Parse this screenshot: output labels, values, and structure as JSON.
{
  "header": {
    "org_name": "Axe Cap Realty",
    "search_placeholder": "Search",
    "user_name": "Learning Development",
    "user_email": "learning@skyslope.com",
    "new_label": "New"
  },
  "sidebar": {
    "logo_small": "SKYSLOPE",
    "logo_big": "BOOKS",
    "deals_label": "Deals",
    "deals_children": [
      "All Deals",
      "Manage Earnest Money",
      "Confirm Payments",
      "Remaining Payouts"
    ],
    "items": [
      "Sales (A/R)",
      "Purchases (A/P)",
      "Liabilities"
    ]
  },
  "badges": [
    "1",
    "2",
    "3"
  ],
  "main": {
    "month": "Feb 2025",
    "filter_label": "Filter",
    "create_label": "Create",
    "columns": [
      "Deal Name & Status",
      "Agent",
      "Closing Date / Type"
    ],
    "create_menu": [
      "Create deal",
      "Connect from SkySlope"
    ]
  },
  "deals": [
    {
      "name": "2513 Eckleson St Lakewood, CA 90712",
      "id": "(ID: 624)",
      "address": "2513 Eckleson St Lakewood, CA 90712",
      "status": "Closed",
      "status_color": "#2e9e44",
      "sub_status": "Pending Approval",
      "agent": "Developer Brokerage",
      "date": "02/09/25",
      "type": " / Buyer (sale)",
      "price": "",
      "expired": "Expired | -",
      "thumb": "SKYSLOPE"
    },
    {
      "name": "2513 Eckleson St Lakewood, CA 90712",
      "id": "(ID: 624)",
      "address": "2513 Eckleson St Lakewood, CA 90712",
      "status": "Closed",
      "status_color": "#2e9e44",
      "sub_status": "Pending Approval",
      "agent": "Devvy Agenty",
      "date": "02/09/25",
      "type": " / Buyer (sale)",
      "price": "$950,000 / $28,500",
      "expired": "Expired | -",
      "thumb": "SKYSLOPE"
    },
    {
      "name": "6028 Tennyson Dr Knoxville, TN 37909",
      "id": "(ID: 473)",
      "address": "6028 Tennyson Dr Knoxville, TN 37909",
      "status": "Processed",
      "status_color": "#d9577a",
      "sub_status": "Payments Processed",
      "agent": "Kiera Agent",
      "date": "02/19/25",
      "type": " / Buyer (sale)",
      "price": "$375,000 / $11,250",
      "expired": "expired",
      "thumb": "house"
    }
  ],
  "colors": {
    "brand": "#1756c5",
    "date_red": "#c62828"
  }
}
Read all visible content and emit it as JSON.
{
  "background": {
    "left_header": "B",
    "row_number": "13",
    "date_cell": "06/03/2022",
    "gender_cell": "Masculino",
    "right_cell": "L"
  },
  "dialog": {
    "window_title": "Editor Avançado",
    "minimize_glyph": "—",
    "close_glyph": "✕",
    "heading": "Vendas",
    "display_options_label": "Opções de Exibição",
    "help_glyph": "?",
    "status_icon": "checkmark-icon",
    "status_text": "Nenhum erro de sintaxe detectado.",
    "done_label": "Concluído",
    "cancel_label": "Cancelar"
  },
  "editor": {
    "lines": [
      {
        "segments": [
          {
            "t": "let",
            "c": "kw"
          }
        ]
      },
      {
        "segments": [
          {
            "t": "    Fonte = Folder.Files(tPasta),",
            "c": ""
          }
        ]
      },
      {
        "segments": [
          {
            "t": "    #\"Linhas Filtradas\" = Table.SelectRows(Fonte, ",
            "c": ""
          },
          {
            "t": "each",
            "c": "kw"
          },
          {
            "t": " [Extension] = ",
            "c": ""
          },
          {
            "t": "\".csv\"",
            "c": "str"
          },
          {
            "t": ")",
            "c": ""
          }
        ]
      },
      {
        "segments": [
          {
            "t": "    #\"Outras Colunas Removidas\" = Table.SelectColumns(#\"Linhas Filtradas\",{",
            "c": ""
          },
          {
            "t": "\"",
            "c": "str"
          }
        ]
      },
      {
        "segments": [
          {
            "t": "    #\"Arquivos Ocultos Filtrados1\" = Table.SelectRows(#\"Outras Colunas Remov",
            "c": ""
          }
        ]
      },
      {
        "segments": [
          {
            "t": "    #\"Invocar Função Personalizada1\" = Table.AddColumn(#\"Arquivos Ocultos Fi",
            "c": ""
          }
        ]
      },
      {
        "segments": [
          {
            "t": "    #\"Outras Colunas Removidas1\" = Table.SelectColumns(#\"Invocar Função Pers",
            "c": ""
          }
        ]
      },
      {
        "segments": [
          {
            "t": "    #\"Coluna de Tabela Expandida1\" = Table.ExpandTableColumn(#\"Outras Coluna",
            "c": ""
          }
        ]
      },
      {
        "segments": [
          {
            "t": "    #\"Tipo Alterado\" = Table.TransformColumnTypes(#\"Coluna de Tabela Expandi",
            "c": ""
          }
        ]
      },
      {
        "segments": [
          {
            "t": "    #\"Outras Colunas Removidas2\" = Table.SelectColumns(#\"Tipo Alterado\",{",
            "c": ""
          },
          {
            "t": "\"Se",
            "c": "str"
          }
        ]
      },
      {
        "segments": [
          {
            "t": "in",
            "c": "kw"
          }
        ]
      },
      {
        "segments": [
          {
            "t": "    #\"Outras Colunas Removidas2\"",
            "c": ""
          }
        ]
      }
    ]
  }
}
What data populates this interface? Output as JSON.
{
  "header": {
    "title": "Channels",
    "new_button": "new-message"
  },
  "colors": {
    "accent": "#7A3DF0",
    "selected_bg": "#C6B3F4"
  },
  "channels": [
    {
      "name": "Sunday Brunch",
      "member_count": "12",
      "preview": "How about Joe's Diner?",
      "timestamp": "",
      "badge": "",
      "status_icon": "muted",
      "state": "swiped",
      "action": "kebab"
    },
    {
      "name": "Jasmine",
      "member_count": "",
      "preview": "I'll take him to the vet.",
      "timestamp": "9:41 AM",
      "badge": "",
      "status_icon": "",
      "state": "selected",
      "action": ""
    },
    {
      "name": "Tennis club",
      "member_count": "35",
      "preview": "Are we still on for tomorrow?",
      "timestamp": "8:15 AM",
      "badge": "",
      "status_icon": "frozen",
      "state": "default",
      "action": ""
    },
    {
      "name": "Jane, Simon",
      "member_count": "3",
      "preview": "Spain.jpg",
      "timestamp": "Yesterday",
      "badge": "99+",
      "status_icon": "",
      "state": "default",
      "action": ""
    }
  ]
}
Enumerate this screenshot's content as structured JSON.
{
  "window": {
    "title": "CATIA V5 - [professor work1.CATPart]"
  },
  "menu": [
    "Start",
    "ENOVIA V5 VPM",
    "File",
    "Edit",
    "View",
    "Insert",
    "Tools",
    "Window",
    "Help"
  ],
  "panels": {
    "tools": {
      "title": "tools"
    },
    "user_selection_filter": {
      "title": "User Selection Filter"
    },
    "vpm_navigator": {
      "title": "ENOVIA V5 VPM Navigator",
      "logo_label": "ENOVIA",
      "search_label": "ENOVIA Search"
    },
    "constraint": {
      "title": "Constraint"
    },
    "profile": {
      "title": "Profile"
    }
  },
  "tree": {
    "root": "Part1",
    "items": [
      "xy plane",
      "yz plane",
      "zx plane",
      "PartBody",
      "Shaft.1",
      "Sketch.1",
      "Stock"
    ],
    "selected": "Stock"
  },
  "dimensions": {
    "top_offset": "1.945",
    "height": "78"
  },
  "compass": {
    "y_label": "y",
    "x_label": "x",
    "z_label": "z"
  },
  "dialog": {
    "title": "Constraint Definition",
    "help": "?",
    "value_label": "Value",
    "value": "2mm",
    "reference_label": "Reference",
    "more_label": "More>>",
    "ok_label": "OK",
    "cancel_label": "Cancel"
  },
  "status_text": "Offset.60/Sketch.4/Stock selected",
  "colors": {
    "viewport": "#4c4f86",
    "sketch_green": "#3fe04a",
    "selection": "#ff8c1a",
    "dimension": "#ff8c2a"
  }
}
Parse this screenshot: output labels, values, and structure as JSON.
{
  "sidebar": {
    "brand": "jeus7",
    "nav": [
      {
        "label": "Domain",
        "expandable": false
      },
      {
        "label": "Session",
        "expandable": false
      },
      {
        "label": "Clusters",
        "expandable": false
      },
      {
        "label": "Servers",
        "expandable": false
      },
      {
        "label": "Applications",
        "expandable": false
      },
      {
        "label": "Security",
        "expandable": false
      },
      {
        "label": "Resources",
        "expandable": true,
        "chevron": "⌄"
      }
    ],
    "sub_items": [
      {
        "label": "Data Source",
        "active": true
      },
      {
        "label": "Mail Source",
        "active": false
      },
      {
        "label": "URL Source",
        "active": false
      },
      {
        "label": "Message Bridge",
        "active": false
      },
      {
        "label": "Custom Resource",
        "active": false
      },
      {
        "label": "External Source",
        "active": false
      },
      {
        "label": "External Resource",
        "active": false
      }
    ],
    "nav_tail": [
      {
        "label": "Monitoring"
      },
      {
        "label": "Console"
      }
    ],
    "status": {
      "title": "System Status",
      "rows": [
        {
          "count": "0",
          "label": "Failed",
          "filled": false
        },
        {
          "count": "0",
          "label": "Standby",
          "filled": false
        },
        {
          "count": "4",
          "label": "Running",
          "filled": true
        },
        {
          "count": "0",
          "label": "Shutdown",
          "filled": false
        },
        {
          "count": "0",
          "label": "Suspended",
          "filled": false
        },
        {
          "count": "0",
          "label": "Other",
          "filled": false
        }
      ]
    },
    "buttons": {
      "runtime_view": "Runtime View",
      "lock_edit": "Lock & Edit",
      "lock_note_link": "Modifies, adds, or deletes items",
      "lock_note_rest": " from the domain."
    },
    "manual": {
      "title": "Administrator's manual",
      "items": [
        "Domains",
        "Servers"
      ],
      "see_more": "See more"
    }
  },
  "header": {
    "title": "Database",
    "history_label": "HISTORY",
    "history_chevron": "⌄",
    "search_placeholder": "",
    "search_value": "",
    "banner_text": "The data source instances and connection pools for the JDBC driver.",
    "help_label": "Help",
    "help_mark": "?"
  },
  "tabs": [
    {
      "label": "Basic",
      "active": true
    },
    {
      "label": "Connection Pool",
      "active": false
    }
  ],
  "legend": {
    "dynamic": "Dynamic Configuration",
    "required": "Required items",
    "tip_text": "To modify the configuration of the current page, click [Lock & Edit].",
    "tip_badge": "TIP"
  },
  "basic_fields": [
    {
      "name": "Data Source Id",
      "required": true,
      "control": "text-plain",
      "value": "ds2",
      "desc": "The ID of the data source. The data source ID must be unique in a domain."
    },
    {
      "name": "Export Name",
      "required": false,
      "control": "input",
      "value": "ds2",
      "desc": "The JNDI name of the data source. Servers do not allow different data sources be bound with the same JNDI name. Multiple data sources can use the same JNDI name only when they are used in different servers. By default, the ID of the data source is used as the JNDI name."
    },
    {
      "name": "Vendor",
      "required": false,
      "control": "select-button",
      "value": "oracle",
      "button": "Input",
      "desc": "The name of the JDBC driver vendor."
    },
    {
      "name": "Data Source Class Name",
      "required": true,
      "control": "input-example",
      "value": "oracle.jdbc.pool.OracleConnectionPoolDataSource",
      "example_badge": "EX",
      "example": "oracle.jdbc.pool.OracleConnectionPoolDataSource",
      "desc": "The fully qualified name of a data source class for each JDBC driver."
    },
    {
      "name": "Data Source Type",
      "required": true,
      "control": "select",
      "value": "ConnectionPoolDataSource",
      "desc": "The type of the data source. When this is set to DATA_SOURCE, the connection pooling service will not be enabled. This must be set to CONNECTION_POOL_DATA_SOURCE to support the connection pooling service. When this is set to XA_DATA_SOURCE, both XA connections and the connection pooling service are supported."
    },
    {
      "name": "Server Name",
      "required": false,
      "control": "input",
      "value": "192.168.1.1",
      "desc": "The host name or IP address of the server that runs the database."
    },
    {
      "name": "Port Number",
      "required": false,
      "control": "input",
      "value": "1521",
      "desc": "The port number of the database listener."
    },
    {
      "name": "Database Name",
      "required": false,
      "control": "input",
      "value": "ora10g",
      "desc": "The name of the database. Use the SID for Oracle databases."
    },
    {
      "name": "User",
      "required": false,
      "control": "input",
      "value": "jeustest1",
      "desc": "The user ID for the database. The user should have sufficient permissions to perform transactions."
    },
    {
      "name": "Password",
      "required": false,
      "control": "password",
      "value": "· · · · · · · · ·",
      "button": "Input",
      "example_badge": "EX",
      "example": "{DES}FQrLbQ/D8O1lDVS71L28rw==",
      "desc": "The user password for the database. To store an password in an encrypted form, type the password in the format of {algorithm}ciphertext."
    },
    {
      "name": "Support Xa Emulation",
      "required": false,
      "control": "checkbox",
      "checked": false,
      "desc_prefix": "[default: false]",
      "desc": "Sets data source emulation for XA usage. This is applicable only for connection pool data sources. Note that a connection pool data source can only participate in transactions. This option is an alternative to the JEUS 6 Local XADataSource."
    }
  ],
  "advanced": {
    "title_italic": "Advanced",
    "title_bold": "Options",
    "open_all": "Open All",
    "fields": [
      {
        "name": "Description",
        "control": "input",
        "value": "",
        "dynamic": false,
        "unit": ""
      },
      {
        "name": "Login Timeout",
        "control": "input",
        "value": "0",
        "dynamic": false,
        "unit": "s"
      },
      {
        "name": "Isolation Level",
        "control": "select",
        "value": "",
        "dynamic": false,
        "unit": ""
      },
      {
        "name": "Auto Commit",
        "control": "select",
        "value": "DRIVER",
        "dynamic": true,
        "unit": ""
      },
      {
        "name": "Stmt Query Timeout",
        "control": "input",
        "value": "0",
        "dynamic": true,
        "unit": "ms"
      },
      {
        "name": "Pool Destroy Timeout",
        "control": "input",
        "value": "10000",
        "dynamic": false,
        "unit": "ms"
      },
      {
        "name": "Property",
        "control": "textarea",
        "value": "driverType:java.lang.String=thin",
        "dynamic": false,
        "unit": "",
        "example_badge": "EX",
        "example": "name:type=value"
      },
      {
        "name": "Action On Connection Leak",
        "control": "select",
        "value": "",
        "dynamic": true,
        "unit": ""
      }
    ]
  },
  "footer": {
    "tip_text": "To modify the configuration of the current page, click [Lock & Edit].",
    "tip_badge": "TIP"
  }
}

========================================================================

What is the number of lines in these records that contain "Processed"? Reply with the number only.

2